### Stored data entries
-- -- --

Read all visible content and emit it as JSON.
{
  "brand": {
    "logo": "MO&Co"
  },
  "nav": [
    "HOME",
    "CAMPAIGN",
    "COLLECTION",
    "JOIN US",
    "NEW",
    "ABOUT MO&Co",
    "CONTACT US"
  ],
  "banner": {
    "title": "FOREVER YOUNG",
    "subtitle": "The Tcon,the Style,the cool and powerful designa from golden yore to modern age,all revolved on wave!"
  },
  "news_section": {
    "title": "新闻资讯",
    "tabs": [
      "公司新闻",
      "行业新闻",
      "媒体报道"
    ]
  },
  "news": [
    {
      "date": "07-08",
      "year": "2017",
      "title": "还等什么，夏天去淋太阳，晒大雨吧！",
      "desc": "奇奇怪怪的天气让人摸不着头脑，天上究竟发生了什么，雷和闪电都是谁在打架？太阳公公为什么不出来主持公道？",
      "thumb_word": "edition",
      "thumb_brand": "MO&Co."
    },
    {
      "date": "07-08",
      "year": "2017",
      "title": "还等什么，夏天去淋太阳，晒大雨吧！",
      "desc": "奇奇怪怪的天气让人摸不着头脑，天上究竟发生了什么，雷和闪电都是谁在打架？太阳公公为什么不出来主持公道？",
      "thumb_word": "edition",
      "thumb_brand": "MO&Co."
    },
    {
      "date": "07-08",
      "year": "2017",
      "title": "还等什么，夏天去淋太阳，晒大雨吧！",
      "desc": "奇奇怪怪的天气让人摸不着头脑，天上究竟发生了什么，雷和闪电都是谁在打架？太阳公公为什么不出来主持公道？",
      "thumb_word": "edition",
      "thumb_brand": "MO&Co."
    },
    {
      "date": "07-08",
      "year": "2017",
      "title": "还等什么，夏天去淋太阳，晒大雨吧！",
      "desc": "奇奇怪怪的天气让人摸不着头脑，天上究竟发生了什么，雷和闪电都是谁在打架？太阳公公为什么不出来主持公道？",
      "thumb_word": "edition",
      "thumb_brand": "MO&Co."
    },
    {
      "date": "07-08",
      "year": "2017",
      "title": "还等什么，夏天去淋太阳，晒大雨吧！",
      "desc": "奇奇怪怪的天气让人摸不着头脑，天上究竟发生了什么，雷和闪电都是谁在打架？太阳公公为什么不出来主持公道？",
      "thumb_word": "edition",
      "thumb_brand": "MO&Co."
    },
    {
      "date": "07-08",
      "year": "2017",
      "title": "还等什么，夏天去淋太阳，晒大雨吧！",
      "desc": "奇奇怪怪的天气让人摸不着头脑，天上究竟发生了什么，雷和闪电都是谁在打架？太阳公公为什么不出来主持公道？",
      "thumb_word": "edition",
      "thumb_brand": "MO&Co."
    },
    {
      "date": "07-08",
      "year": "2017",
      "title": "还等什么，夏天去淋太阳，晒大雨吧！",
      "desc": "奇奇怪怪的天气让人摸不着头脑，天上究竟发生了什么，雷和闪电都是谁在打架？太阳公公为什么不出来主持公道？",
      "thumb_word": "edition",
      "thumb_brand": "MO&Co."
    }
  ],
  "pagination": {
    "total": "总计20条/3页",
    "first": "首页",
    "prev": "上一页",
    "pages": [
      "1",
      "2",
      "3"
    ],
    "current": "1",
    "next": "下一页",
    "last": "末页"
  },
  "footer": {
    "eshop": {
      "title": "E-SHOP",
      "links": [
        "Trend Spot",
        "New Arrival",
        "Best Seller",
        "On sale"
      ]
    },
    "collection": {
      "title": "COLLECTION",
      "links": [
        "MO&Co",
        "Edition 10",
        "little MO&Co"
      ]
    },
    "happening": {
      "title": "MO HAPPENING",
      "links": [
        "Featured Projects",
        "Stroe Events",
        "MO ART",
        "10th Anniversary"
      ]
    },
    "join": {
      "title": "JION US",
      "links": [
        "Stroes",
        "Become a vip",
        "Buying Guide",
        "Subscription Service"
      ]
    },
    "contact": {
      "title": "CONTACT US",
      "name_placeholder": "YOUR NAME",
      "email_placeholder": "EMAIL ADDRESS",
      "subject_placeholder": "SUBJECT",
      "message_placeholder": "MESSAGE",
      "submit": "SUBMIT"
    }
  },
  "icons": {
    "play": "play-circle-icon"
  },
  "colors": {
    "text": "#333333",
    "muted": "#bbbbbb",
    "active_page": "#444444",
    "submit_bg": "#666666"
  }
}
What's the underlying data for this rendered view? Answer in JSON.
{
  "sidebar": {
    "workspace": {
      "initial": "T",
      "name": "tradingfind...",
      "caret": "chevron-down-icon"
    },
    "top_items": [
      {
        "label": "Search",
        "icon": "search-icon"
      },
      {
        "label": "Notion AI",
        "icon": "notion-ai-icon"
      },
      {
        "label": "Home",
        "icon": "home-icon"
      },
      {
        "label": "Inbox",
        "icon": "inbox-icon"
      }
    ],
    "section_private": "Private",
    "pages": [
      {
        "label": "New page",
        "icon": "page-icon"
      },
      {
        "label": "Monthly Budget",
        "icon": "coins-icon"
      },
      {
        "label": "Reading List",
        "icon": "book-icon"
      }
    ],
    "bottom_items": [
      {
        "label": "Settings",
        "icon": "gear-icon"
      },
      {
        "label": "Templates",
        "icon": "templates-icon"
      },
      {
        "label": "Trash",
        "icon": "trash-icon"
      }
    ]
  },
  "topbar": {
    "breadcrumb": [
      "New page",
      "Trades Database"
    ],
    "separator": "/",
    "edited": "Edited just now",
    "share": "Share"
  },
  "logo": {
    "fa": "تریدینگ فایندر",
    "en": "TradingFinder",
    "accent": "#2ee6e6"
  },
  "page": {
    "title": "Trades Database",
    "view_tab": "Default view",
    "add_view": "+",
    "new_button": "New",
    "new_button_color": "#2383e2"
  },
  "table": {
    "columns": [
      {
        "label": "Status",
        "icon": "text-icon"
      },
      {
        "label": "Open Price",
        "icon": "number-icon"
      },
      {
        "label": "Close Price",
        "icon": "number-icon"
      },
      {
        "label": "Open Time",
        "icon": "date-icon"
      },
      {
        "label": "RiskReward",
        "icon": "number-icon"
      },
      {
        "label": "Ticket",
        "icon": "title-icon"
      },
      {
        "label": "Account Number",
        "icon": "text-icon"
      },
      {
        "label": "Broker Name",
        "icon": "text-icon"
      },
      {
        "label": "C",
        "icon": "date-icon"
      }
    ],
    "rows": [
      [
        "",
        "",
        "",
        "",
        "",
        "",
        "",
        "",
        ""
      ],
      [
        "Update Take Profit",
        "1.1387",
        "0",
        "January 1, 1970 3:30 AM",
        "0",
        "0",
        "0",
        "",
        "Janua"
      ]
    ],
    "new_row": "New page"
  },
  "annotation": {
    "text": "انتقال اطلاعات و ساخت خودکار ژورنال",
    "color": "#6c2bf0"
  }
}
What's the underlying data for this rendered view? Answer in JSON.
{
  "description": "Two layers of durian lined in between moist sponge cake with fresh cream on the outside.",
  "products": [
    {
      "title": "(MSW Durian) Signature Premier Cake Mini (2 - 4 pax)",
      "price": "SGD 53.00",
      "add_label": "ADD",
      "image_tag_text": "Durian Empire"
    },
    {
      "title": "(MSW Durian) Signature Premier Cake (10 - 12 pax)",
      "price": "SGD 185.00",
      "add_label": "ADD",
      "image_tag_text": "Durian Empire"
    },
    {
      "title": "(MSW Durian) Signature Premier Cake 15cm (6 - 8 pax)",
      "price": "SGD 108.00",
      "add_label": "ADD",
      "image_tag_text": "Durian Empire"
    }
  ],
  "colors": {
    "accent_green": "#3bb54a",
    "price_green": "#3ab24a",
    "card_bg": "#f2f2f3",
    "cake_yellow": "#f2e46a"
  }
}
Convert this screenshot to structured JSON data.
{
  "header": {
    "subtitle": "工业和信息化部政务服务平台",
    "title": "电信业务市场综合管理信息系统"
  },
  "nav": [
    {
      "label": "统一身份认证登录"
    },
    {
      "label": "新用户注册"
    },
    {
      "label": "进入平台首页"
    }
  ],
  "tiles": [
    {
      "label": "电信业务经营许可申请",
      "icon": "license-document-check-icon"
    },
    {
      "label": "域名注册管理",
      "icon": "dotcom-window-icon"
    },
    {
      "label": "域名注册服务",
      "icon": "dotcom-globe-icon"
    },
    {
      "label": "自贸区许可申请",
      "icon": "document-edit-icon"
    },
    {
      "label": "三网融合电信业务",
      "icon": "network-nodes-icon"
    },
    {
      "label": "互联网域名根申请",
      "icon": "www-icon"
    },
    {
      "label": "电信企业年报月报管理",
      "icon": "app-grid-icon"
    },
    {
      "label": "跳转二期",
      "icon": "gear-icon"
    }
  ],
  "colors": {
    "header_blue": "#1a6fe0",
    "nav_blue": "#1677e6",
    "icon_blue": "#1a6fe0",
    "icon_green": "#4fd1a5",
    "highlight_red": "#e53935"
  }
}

-- -- --

In the entries above, identify each line that includes the string "JSON", then copy it.

### RESULT OF THIS TASK
Read all visible content and emit it as JSON.
What's the underlying data for this rendered view? Answer in JSON.
What's the underlying data for this rendered view? Answer in JSON.
Convert this screenshot to structured JSON data.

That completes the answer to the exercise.